_EXTRAIT DU TEXTE_

——————————

Accueil de migrants : retour sur deux expériences paroissiales
Paris Notre-Dame du 22 octobre 2015
À St-Bernard de la Chapelle (18e) comme à N.-D. de Clignancourt (18e), curés et bénévoles se sont mobilisés ces derniers mois pour accueillir et soutenir les migrants de leur quartier. Retour sur ces expériences marquantes.
« Ils sont à la fois chaleureux, réservés, secrets et marqués par les épreuves. Nous vivons avec eux des moments lumineux, suivis de moments d’abattement. Ils sont désireux d’apprendre, de connaître ce pays où ils veulent demeurer », raconte Brigitte Guéras, membre du Vicariat pour la solidarité qui, avec son mari, s’est particulièrement investie auprès des migrants du quartier de St-Bernard de la Chapelle (18e) depuis fin mai. « Après ces trois mois nécessaires pour créer la confiance, ils sont entrés progressivement dans le dialogue et lâchent des parcelles de leur vie », témoignent-elle, émue de cette expérience baptisée « Été solidaire ».

——————————

[Données d'annotation de la mise en page]
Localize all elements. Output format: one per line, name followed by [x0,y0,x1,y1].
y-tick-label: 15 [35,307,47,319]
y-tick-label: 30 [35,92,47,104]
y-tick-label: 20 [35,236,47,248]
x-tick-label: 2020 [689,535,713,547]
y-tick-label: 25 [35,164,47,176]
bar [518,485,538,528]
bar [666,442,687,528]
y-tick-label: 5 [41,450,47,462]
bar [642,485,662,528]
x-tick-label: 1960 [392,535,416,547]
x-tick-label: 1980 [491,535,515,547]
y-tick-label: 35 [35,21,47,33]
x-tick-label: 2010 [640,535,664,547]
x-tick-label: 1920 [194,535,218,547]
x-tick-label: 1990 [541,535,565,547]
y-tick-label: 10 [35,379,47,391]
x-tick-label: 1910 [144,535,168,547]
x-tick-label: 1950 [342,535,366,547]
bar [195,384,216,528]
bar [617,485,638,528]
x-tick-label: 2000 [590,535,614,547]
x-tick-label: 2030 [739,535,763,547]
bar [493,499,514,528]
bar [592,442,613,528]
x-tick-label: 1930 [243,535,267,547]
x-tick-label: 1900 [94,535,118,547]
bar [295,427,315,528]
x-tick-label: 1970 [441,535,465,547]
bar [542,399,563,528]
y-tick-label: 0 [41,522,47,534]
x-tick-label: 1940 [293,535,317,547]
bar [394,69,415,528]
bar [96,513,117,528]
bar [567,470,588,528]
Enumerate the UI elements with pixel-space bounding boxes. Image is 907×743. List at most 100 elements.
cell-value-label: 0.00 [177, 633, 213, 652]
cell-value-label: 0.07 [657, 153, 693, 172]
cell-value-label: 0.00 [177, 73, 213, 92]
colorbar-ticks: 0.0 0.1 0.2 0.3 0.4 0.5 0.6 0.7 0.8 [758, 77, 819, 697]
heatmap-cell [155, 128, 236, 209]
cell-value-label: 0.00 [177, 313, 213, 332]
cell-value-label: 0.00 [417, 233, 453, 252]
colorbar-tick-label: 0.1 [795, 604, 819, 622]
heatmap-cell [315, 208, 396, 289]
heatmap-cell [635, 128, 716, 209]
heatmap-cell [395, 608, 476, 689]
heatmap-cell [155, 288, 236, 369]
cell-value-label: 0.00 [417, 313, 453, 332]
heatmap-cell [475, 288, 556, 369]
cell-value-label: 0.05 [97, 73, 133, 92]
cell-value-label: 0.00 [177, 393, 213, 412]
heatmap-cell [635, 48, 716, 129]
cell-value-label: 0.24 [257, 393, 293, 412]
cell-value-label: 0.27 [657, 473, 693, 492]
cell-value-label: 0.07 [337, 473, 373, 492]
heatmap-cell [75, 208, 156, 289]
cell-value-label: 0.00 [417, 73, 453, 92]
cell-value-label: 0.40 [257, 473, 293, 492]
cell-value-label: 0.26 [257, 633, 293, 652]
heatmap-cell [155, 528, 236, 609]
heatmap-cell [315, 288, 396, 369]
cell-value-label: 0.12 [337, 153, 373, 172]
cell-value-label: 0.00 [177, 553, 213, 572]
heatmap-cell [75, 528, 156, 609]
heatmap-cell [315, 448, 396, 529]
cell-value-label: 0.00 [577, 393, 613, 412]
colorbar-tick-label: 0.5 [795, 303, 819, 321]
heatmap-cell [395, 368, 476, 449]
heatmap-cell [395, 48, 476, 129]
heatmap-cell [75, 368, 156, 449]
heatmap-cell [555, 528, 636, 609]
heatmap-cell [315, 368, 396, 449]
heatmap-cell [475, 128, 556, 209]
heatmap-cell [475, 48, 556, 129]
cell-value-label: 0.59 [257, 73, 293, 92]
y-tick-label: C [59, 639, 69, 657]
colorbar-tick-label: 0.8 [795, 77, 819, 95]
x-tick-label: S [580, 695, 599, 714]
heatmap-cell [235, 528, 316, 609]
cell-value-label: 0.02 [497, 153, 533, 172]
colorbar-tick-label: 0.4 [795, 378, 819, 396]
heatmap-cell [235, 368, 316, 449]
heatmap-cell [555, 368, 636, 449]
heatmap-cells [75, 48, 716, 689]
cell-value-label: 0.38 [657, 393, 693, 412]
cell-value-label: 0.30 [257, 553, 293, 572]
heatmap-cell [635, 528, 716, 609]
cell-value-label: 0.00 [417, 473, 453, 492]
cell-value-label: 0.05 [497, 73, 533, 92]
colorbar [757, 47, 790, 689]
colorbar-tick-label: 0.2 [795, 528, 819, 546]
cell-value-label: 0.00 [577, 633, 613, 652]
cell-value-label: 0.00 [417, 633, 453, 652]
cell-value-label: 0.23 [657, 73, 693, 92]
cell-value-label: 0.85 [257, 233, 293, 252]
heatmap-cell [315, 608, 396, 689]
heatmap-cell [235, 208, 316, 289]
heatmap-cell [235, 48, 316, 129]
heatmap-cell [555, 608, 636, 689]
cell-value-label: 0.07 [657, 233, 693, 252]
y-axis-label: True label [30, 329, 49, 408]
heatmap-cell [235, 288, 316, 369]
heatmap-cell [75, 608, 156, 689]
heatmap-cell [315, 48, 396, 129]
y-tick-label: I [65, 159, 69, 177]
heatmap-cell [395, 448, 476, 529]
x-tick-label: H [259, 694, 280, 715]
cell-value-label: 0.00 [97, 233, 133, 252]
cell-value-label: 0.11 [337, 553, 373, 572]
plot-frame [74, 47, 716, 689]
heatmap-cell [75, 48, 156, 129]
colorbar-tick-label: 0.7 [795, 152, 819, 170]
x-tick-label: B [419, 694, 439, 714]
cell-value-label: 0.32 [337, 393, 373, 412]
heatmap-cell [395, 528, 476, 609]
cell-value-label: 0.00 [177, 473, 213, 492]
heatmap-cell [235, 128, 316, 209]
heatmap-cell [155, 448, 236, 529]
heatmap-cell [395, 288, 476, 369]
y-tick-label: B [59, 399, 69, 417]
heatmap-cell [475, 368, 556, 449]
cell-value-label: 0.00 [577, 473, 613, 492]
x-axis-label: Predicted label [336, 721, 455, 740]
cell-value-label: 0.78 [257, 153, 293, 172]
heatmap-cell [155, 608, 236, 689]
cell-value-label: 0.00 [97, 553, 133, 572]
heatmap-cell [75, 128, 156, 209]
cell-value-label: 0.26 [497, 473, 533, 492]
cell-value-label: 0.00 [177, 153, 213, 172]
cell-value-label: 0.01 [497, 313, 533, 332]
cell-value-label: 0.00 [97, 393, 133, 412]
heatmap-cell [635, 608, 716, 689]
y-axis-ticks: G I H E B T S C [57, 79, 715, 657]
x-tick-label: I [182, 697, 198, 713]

——————————

_CONSIGNES_
1. Dans l'article sur l'accueil des migrants, quel nom a été donné à l'expérience vécue par Brigitte Guéras ?
2. Reproduisez le passage de l'article sur l'accueil des migrants compris entre « Accueil de migrants » et « ces expériences marquantes. », ces deux extraits inclus.

_CORRIGÉ_
1. « Été solidaire »

2.
Accueil de migrants : retour sur deux expériences paroissiales
Paris Notre-Dame du 22 octobre 2015
À St-Bernard de la Chapelle (18e) comme à N.-D. de Clignancourt (18e), curés et bénévoles se sont mobilisés ces derniers mois pour accueillir et soutenir les migrants de leur quartier. Retour sur ces expériences marquantes.